* _REQUIRED TASKS_:
A - In the passage on Soot and SootUp call graphs, what third-party library does SootUp use as its graphing backend?
B - Decide whether each statement agrees with the passage on Soot and SootUp call graphs, answering yes or no and quoting the deciding words: (i) Soot stores its call graph using JGraphT. (ii) Child classes can reach the JGraphT graph inside GraphBasedCallGraph through protected methods. (iii) The authors expect the missing in-memory input location to be corrected later.
C - Please extend the passage on Soot and SootUp call graphs from where it stops.

* _ARTICLE_:
┄┄┄┄┄┄┄┄┄┄┄┄┄┄┄┄┄┄┄┄

Overall, the inclusion of MutableView
classes in the current API design suggests that the omission of a AnalysisInputLocation
implementation providing an in-memory input location capability is likely an oversight or more simply yet to be implemented. After all, the ability to create classes at runtime is a core component of Soot and SootUp. We imagine it will likely be corrected in later iterations of the API.
Call Graph
One of the core features of Soot and SootUp is the ability to create a call graph of Java code that portrays the flows between methods. The discussion below outlines the differences in how Soot and SootUp generate call graphs. It focuses on the central components that comprise the call graph generation process. Namely, how a call graph is: 1) represented and stored, 2) generated using provided algorithms, 3) modified, and 4) fine tuned to fit analysis needs.
Graphing Backend and Data Structure
While Soot uses an internal data structure to house its call graph, SootUp makes use of the third-party library JGraphT.15 JGraphT is a Java library focused on graph theory, data structures, and algorithms. Its direct use in SootUp makes it much easier to define and manipulate graphs using well known graph theory techniques. These graphs can also be easily exported in formats usable by other libraries, or transformed and rendered for visualization. However, for Soot, implementing much of the functionality provided by JGraphT would require significant modification as its graph structure only supports the most basic of traversal techniques.
Unfortunately, while SootUp is using JGraphT as a backend, the JGraphT API is not easily accessed through SootUp’s API by default. This is because SootUp wraps the JGraphT graphs in its own classes, primarily the sootup.callgraph.GraphBasedCallGraph
class, in order to provide additional functionality. The underlining JGraphT graph stored in GraphBasedCallGraph
can only be accessed from child classes using undocumented protected methods. The code snippet below illustrates how to wrap an existing GraphBasedCallGraph
object in order to access the underlining JGraphT graph through the method getGraph()

┄┄┄┄┄┄┄┄┄┄┄┄┄┄┄┄┄┄┄┄

* _RECORD LIST_:
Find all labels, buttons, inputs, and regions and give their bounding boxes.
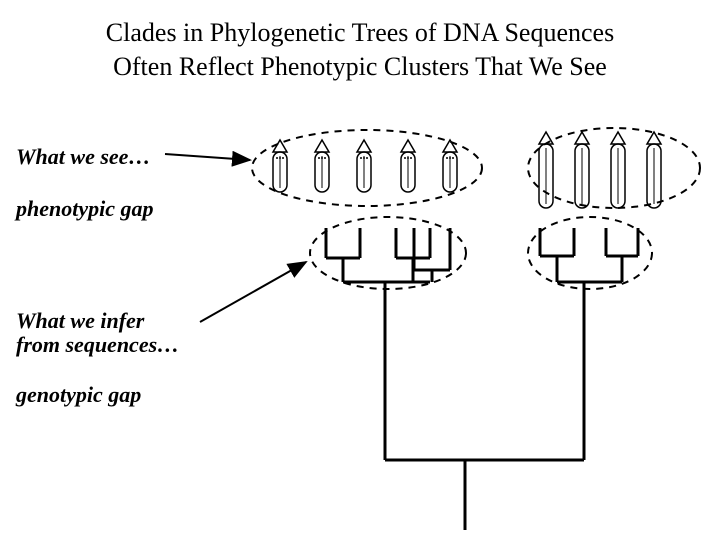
diagram-stage: Clades in Phylogenetic Trees of DNA Sequ…: [0, 0, 720, 540]
dashed-oval-genoLeft: [310, 217, 466, 289]
organism-icon: [315, 140, 329, 192]
organism-icon: [401, 140, 415, 192]
organism-icon: [357, 140, 371, 192]
organism-icon: [273, 140, 287, 192]
diagram-svg: [0, 0, 720, 540]
organism-icon: [611, 132, 625, 208]
organism-icon: [647, 132, 661, 208]
organism-icon: [443, 140, 457, 192]
arrow-inferArrow: [200, 262, 306, 322]
arrow-seeArrow: [165, 154, 250, 160]
organism-icon: [575, 132, 589, 208]
dashed-oval-genoRight: [528, 217, 652, 289]
organism-icon: [539, 132, 553, 208]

┄┄┄┄┄┄┄┄┄┄┄┄┄┄┄┄┄┄┄┄

* _WRITTEN ANSWERS_:
A - JGraphT.

B -
(i) No: "While Soot uses an internal data structure to house its call graph"
(ii) Yes: "can only be accessed from child classes using undocumented protected methods"
(iii) Yes: "We imagine it will likely be corrected in later iterations of the API."

C -
. A complete version of this class can be found in the ServiceNow SecurityResearch GitHub repo.16
Wrapping GraphBasedCallGraph
To Access the Underlining JGraphT Graph
package sootup.callgraph;
...
public class CallGraphWrapper extends GraphBasedCallGraph {
private final GraphBasedCallGraph cg;
public CallGraphWrapper(GraphBasedCallGraph cg) {
this.cg = cg;
}
@Override
public void addMethod(@Nonnull MethodSignature calledMethod) {
cg.addMethod(calledMethod);
}
...
public void removeCall(@Nonnull MethodSignature sourceMethod, @Nonnull MethodSignature targetMethod) {
getGraph().removeEdge(vertexOf(sourceMethod), vertexOf(targetMethod));
}
public void removeMethod(@Nonnull MethodSignature method) {
if(calls(method).isEmpty()) {
removeMethodForce(method);
}
}
// will remove all edges associated with vertex as well
public void removeMethodForce(@Nonnull MethodSignature method) {
getGraph().removeVertex(vertexOf(method));
getSignatureToVertex().remove(method);
}
}
In addition to the changes mentioned above, it should also be noted that SootUp call graphs do not differentiate between two calls to the same method from within the same originating method. That is if a method calls the same method twice, only one edge is created in the graphs SootUp produces. As such, information about the call sites in a method are also lost in SootUp’s call graphs. On the other hand, Soot creates a new edge for every call statement in a method. This is functionality that can and likely will be added in future updates to SootUp as it is necessary for more precise call graph building.
Graph Generation Algorithms
SootUp currently provides two call graph construction algorithms: Class Hierarchy Analysis (CHA) and Rapid Type Analysis (RTA).17 CHA constructs a call graph using Java’s type hierarchy when resolving a method call. It considers all parent/child and interface classes available in the View
when determining the method call resolution target. This is the most sound call graph construction algorithm in SootUp, but it can be imprecise. RTA improves the precision of CHA by considering only instantiated implementers/extenders of a class/interface when resolving a method call. However, RTA assumes the entry point for the call graph is a program’s main method. Indeed, the soundness of RTA’s call graph can be affected if classes are not instantiated somewhere within the call flows of the provided entry point. As such, when analyzing a entry point of a service with multiple entry points (e.g. APIs), or those without them (e.g. libraries), where some instantiation occurs outside a single entry point’s flow, additional code is required when using RTA to ensure its call graph remains sound.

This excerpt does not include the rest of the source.